▶ [Stated problem]
Select lines where the word "peace" appears.

▶ [Source records]
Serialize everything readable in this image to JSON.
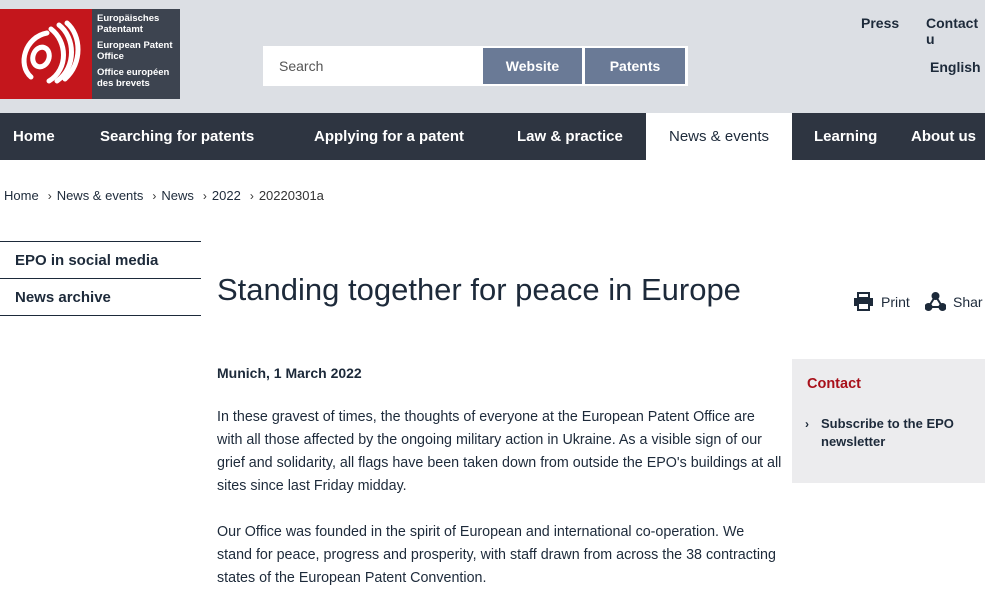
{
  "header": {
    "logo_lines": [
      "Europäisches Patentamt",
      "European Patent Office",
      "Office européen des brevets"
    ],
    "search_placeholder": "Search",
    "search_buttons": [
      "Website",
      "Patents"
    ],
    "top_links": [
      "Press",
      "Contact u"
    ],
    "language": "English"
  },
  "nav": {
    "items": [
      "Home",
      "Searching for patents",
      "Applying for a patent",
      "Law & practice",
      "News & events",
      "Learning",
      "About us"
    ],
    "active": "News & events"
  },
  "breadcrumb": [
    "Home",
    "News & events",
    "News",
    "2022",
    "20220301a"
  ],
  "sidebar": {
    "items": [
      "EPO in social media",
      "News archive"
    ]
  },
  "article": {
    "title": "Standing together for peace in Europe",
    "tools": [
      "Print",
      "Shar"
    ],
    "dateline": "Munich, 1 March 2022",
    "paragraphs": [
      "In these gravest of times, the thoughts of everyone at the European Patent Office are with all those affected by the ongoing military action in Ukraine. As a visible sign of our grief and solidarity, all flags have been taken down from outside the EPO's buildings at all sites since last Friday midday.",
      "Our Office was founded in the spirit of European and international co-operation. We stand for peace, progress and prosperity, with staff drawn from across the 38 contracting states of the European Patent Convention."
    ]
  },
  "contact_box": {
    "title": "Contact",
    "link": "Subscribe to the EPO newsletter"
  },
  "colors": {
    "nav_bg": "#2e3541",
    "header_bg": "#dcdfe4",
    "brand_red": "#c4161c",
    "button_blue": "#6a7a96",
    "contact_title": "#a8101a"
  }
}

▶ [Solution to this exercise]
    "title": "Standing together for peace in Europe",
      "Our Office was founded in the spirit of European and international co-operation. We stand for peace, progress and prosperity, with staff drawn from across the 38 contracting states of the European Patent Convention."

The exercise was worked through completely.